— Start of Record extracts —

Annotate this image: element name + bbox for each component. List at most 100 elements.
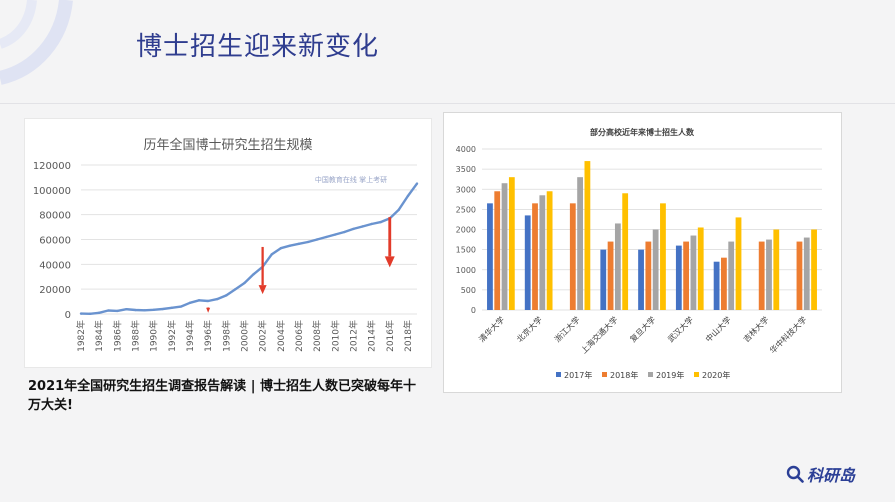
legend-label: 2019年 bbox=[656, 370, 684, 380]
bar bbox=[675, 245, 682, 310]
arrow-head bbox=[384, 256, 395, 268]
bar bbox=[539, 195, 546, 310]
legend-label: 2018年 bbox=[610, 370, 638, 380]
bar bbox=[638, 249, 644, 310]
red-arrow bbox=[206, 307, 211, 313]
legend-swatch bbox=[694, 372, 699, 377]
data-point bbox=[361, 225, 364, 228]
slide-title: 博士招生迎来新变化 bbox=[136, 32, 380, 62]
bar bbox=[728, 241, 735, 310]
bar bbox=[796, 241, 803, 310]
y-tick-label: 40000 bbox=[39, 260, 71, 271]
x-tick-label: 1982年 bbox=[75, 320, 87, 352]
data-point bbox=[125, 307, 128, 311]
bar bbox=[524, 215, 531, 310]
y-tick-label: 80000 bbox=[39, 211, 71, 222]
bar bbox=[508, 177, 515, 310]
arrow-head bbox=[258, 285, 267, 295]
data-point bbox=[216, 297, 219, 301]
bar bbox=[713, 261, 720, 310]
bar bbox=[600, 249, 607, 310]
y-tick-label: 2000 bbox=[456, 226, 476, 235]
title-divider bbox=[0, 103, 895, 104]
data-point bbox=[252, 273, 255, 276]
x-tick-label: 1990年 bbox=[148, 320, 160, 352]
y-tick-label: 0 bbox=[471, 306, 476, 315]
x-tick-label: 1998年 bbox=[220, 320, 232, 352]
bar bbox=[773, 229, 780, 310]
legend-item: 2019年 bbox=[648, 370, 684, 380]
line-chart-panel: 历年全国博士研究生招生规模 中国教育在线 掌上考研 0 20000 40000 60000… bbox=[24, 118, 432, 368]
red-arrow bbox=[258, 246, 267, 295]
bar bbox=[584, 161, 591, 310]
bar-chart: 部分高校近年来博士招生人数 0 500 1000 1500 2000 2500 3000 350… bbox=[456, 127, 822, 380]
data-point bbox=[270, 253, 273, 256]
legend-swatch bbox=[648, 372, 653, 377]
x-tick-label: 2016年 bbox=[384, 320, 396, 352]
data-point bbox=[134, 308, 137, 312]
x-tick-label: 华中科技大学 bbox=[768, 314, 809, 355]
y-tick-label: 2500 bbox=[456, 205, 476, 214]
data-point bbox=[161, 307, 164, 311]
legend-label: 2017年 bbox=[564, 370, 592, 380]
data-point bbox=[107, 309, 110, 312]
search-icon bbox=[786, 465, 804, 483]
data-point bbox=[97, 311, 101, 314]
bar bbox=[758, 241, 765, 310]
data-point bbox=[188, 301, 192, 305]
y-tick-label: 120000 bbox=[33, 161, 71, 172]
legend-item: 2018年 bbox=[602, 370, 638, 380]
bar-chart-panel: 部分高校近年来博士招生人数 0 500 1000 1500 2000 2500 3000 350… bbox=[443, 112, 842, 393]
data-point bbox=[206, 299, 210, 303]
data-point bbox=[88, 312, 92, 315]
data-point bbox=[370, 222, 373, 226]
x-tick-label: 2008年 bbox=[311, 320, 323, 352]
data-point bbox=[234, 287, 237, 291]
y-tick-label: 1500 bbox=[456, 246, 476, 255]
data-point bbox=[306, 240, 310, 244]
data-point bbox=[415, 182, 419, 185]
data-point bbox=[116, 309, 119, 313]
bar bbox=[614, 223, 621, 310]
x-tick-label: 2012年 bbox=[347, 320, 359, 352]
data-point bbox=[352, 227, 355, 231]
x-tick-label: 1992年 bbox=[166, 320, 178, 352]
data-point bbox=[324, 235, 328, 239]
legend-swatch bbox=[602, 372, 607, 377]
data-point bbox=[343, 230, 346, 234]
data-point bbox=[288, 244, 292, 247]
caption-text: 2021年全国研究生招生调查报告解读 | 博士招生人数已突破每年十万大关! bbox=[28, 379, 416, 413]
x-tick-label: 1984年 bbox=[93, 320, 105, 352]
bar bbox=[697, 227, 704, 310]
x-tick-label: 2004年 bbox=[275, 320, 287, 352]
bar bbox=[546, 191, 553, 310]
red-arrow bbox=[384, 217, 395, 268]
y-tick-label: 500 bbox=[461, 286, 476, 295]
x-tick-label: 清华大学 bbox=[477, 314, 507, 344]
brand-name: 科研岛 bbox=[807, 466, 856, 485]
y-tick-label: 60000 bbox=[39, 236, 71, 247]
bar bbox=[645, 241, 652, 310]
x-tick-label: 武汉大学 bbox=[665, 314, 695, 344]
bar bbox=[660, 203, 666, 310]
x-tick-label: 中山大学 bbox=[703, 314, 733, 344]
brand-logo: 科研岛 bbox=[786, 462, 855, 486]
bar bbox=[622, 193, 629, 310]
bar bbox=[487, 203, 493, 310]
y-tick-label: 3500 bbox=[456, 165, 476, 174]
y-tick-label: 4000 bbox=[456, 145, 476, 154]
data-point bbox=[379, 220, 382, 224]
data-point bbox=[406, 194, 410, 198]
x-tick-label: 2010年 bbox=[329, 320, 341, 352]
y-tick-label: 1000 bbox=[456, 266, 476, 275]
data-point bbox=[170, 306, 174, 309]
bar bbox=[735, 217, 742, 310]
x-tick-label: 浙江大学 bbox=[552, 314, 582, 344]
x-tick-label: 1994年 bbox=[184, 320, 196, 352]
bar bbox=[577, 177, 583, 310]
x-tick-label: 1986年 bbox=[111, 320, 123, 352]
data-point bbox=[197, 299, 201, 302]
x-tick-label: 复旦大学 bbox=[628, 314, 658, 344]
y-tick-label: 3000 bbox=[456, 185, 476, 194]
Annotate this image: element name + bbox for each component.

— End of Record extracts —

→ Directive
Reproduce every line of the material above word for word, omitting the pictures.

→ Exercise output
Annotate this image: element name + bbox for each component. List at most 100 elements.
legend-label: 2019年 bbox=[656, 370, 684, 380]
bar bbox=[675, 245, 682, 310]
arrow-head bbox=[384, 256, 395, 268]
bar bbox=[539, 195, 546, 310]
legend-label: 2018年 bbox=[610, 370, 638, 380]
bar bbox=[638, 249, 644, 310]
red-arrow bbox=[206, 307, 211, 313]
legend-swatch bbox=[694, 372, 699, 377]
data-point bbox=[361, 225, 364, 228]
slide-title: 博士招生迎来新变化 bbox=[136, 32, 380, 62]
bar bbox=[728, 241, 735, 310]
bar bbox=[796, 241, 803, 310]
y-tick-label: 40000 bbox=[39, 260, 71, 271]
x-tick-label: 1982年 bbox=[75, 320, 87, 352]
data-point bbox=[125, 307, 128, 311]
bar bbox=[524, 215, 531, 310]
y-tick-label: 80000 bbox=[39, 211, 71, 222]
bar bbox=[508, 177, 515, 310]
arrow-head bbox=[258, 285, 267, 295]
data-point bbox=[216, 297, 219, 301]
bar bbox=[713, 261, 720, 310]
bar bbox=[600, 249, 607, 310]
y-tick-label: 2000 bbox=[456, 226, 476, 235]
title-divider bbox=[0, 103, 895, 104]
data-point bbox=[252, 273, 255, 276]
x-tick-label: 1990年 bbox=[148, 320, 160, 352]
y-tick-label: 0 bbox=[471, 306, 476, 315]
x-tick-label: 1998年 bbox=[220, 320, 232, 352]
bar bbox=[773, 229, 780, 310]
legend-item: 2019年 bbox=[648, 370, 684, 380]
line-chart-panel: 历年全国博士研究生招生规模 中国教育在线 掌上考研 0 20000 40000 60000… bbox=[24, 118, 432, 368]
red-arrow bbox=[258, 246, 267, 295]
bar bbox=[584, 161, 591, 310]
bar-chart: 部分高校近年来博士招生人数 0 500 1000 1500 2000 2500 3000 350… bbox=[456, 127, 822, 380]
data-point bbox=[270, 253, 273, 256]
legend-swatch bbox=[648, 372, 653, 377]
x-tick-label: 2016年 bbox=[384, 320, 396, 352]
data-point bbox=[134, 308, 137, 312]
x-tick-label: 华中科技大学 bbox=[768, 314, 809, 355]
y-tick-label: 2500 bbox=[456, 205, 476, 214]
data-point bbox=[161, 307, 164, 311]
legend-label: 2017年 bbox=[564, 370, 592, 380]
data-point bbox=[107, 309, 110, 312]
search-icon bbox=[786, 465, 804, 483]
data-point bbox=[97, 311, 101, 314]
bar bbox=[758, 241, 765, 310]
data-point bbox=[188, 301, 192, 305]
y-tick-label: 120000 bbox=[33, 161, 71, 172]
legend-item: 2018年 bbox=[602, 370, 638, 380]
bar-chart-panel: 部分高校近年来博士招生人数 0 500 1000 1500 2000 2500 3000 350… bbox=[443, 112, 842, 393]
data-point bbox=[206, 299, 210, 303]
data-point bbox=[88, 312, 92, 315]
data-point bbox=[370, 222, 373, 226]
x-tick-label: 2008年 bbox=[311, 320, 323, 352]
data-point bbox=[234, 287, 237, 291]
y-tick-label: 1500 bbox=[456, 246, 476, 255]
data-point bbox=[306, 240, 310, 244]
data-point bbox=[415, 182, 419, 185]
data-point bbox=[116, 309, 119, 313]
bar bbox=[614, 223, 621, 310]
x-tick-label: 2012年 bbox=[347, 320, 359, 352]
data-point bbox=[352, 227, 355, 231]
x-tick-label: 1992年 bbox=[166, 320, 178, 352]
data-point bbox=[324, 235, 328, 239]
legend-swatch bbox=[602, 372, 607, 377]
data-point bbox=[343, 230, 346, 234]
data-point bbox=[288, 244, 292, 247]
caption-text: 2021年全国研究生招生调查报告解读 | 博士招生人数已突破每年十万大关! bbox=[28, 379, 416, 413]
x-tick-label: 1984年 bbox=[93, 320, 105, 352]
bar bbox=[697, 227, 704, 310]
x-tick-label: 2004年 bbox=[275, 320, 287, 352]
bar bbox=[546, 191, 553, 310]
red-arrow bbox=[384, 217, 395, 268]
y-tick-label: 500 bbox=[461, 286, 476, 295]
x-tick-label: 清华大学 bbox=[477, 314, 507, 344]
brand-name: 科研岛 bbox=[807, 466, 856, 485]
y-tick-label: 60000 bbox=[39, 236, 71, 247]
bar bbox=[645, 241, 652, 310]
x-tick-label: 武汉大学 bbox=[665, 314, 695, 344]
bar bbox=[660, 203, 666, 310]
x-tick-label: 中山大学 bbox=[703, 314, 733, 344]
brand-logo: 科研岛 bbox=[786, 462, 855, 486]
bar bbox=[622, 193, 629, 310]
bar bbox=[487, 203, 493, 310]
y-tick-label: 3500 bbox=[456, 165, 476, 174]
y-tick-label: 4000 bbox=[456, 145, 476, 154]
data-point bbox=[379, 220, 382, 224]
data-point bbox=[406, 194, 410, 198]
x-tick-label: 2010年 bbox=[329, 320, 341, 352]
y-tick-label: 1000 bbox=[456, 266, 476, 275]
data-point bbox=[170, 306, 174, 309]
bar bbox=[735, 217, 742, 310]
x-tick-label: 浙江大学 bbox=[552, 314, 582, 344]
x-tick-label: 1994年 bbox=[184, 320, 196, 352]
bar bbox=[577, 177, 583, 310]
x-tick-label: 1986年 bbox=[111, 320, 123, 352]
data-point bbox=[197, 299, 201, 302]
x-tick-label: 复旦大学 bbox=[628, 314, 658, 344]
y-tick-label: 3000 bbox=[456, 185, 476, 194]
Annotate this image: element name + bbox for each component.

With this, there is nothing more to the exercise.